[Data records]
┄┄┄┄┄┄

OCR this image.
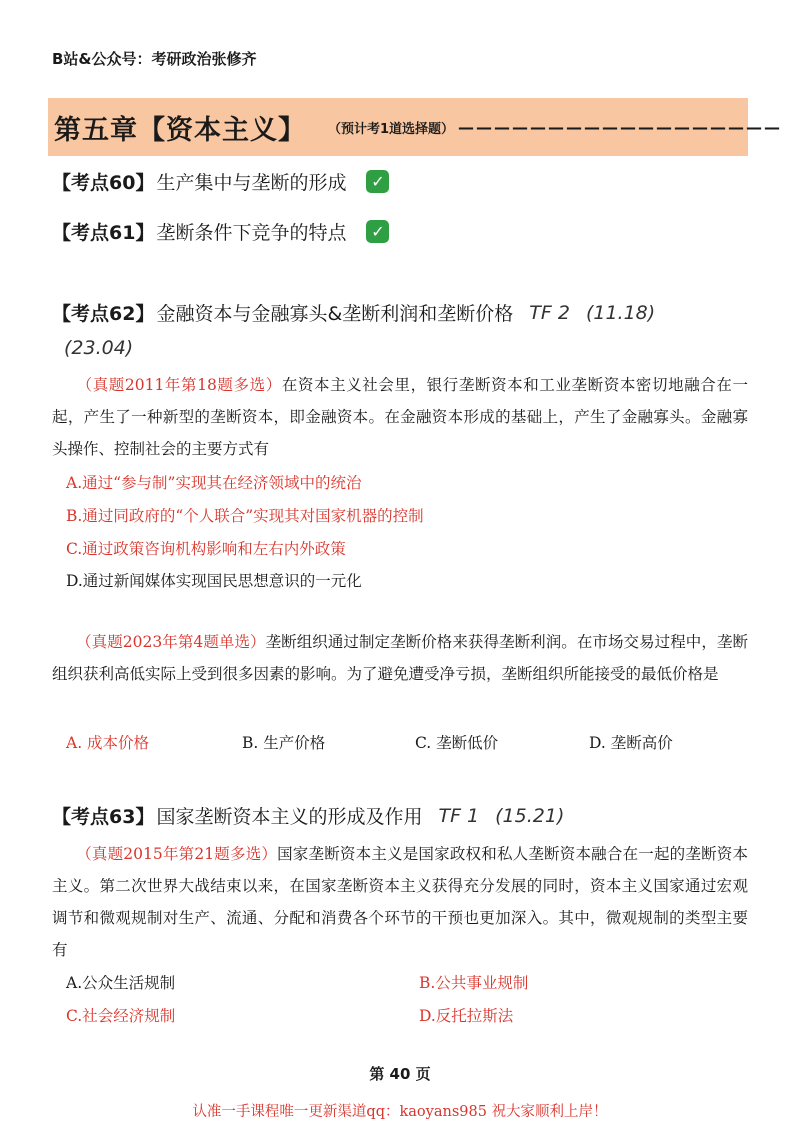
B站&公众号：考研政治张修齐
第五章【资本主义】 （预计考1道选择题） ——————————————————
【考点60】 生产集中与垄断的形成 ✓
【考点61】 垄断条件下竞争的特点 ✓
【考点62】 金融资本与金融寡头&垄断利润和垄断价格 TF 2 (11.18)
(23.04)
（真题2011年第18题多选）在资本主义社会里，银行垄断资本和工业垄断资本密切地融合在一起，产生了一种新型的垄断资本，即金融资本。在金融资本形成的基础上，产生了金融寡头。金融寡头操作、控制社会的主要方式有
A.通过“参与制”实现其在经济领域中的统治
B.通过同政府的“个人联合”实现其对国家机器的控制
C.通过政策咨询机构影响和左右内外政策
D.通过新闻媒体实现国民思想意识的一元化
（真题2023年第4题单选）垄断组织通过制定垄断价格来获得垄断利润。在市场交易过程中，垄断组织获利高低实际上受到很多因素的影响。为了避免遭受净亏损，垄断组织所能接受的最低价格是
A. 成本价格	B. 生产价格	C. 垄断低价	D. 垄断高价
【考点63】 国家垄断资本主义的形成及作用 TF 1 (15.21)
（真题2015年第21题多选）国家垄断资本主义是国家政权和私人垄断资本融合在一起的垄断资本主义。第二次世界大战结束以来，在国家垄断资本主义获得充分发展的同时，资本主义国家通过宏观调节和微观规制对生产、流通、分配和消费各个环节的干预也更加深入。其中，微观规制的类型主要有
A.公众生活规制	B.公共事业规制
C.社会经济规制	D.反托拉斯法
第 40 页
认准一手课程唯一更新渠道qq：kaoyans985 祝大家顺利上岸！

┄┄┄┄┄┄

Without including any pictures, print all of the material exactly as given.

THE COMPLETED TASK -
OCR this image.
B站&公众号：考研政治张修齐
第五章【资本主义】 （预计考1道选择题） ——————————————————
【考点60】 生产集中与垄断的形成 ✓
【考点61】 垄断条件下竞争的特点 ✓
【考点62】 金融资本与金融寡头&垄断利润和垄断价格 TF 2 (11.18)
(23.04)
（真题2011年第18题多选）在资本主义社会里，银行垄断资本和工业垄断资本密切地融合在一起，产生了一种新型的垄断资本，即金融资本。在金融资本形成的基础上，产生了金融寡头。金融寡头操作、控制社会的主要方式有
A.通过“参与制”实现其在经济领域中的统治
B.通过同政府的“个人联合”实现其对国家机器的控制
C.通过政策咨询机构影响和左右内外政策
D.通过新闻媒体实现国民思想意识的一元化
（真题2023年第4题单选）垄断组织通过制定垄断价格来获得垄断利润。在市场交易过程中，垄断组织获利高低实际上受到很多因素的影响。为了避免遭受净亏损，垄断组织所能接受的最低价格是
A. 成本价格	B. 生产价格	C. 垄断低价	D. 垄断高价
【考点63】 国家垄断资本主义的形成及作用 TF 1 (15.21)
（真题2015年第21题多选）国家垄断资本主义是国家政权和私人垄断资本融合在一起的垄断资本主义。第二次世界大战结束以来，在国家垄断资本主义获得充分发展的同时，资本主义国家通过宏观调节和微观规制对生产、流通、分配和消费各个环节的干预也更加深入。其中，微观规制的类型主要有
A.公众生活规制	B.公共事业规制
C.社会经济规制	D.反托拉斯法
第 40 页
认准一手课程唯一更新渠道qq：kaoyans985 祝大家顺利上岸！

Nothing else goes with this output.